• [TASK PROMPT] Skip the images and return the records below exactly.
▼
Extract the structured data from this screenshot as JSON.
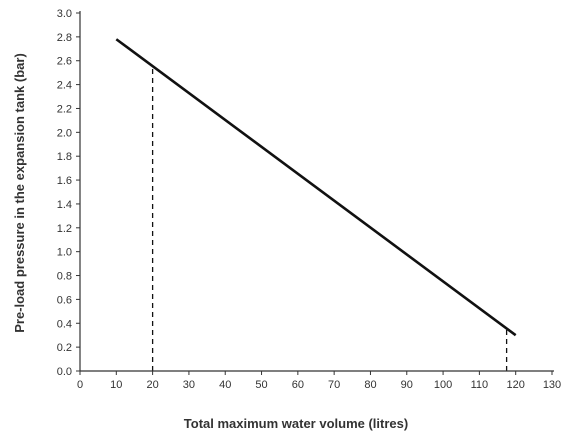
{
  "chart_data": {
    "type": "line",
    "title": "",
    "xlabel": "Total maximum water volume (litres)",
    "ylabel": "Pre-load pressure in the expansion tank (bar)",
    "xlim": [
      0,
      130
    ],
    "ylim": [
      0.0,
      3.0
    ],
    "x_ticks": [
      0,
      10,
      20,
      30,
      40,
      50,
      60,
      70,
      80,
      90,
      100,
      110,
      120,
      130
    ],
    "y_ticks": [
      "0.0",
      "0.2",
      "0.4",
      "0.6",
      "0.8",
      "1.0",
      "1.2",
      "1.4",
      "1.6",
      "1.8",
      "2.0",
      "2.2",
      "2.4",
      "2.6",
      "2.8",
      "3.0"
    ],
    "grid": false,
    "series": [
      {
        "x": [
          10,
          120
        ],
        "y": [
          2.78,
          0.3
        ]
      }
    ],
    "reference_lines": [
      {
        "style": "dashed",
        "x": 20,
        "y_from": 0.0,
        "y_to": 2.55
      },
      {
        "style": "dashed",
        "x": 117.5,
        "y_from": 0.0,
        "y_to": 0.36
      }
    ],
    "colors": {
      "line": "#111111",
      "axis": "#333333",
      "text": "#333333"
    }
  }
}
▲
• [EXERCISE RESULT]
Extract the structured data from this screenshot as JSON.
{
  "chart_data": {
    "type": "line",
    "title": "",
    "xlabel": "Total maximum water volume (litres)",
    "ylabel": "Pre-load pressure in the expansion tank (bar)",
    "xlim": [
      0,
      130
    ],
    "ylim": [
      0.0,
      3.0
    ],
    "x_ticks": [
      0,
      10,
      20,
      30,
      40,
      50,
      60,
      70,
      80,
      90,
      100,
      110,
      120,
      130
    ],
    "y_ticks": [
      "0.0",
      "0.2",
      "0.4",
      "0.6",
      "0.8",
      "1.0",
      "1.2",
      "1.4",
      "1.6",
      "1.8",
      "2.0",
      "2.2",
      "2.4",
      "2.6",
      "2.8",
      "3.0"
    ],
    "grid": false,
    "series": [
      {
        "x": [
          10,
          120
        ],
        "y": [
          2.78,
          0.3
        ]
      }
    ],
    "reference_lines": [
      {
        "style": "dashed",
        "x": 20,
        "y_from": 0.0,
        "y_to": 2.55
      },
      {
        "style": "dashed",
        "x": 117.5,
        "y_from": 0.0,
        "y_to": 0.36
      }
    ],
    "colors": {
      "line": "#111111",
      "axis": "#333333",
      "text": "#333333"
    }
  }
}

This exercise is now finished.